### [Exercise aim]
Return the number of lines that contain the word "JSON", and return nothing else.

-=-=-

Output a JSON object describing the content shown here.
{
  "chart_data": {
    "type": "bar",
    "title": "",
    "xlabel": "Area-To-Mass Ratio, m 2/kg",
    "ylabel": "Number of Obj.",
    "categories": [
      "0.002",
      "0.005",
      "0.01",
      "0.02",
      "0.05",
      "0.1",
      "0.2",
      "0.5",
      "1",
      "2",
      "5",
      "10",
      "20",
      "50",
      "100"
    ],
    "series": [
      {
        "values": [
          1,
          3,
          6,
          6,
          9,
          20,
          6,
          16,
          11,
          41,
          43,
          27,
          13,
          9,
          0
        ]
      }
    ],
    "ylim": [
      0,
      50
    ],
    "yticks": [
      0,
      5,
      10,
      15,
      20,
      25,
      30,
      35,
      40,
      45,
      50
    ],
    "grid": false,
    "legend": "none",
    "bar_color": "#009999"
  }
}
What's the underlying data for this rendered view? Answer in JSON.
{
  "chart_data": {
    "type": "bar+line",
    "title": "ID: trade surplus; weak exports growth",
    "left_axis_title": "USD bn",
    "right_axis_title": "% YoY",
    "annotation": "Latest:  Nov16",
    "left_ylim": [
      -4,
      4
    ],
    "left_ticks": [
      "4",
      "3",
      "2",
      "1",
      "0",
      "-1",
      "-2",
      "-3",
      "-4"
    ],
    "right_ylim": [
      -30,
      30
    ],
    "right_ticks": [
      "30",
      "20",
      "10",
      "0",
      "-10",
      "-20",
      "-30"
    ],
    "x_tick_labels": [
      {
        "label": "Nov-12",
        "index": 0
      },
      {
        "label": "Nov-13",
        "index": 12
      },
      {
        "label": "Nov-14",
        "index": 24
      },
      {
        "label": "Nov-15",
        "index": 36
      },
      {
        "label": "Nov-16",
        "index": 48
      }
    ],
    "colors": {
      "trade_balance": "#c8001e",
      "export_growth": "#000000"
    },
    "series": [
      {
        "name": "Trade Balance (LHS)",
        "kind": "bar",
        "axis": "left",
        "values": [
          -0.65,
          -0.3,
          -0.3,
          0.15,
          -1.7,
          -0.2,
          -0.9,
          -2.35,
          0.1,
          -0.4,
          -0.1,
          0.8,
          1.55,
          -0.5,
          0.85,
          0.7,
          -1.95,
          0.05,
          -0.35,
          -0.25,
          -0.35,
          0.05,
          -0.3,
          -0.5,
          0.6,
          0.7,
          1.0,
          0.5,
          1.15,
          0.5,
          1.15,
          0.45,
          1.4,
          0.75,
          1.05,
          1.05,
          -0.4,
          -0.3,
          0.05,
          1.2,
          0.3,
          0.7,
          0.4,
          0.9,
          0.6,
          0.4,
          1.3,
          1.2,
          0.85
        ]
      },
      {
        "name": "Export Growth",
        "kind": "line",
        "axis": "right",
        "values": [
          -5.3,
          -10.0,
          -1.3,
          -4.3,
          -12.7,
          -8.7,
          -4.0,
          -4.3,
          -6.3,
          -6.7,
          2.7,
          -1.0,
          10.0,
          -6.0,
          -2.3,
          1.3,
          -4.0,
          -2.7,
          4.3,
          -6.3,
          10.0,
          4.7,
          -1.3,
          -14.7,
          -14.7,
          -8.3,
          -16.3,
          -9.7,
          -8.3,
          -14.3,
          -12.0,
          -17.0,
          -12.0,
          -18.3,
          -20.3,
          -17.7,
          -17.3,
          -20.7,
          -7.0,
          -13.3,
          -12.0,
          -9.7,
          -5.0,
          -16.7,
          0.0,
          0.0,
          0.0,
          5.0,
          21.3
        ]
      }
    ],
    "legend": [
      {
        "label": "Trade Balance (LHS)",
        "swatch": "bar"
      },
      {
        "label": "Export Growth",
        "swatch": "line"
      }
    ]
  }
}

-=-=-

### [Result of this task]
2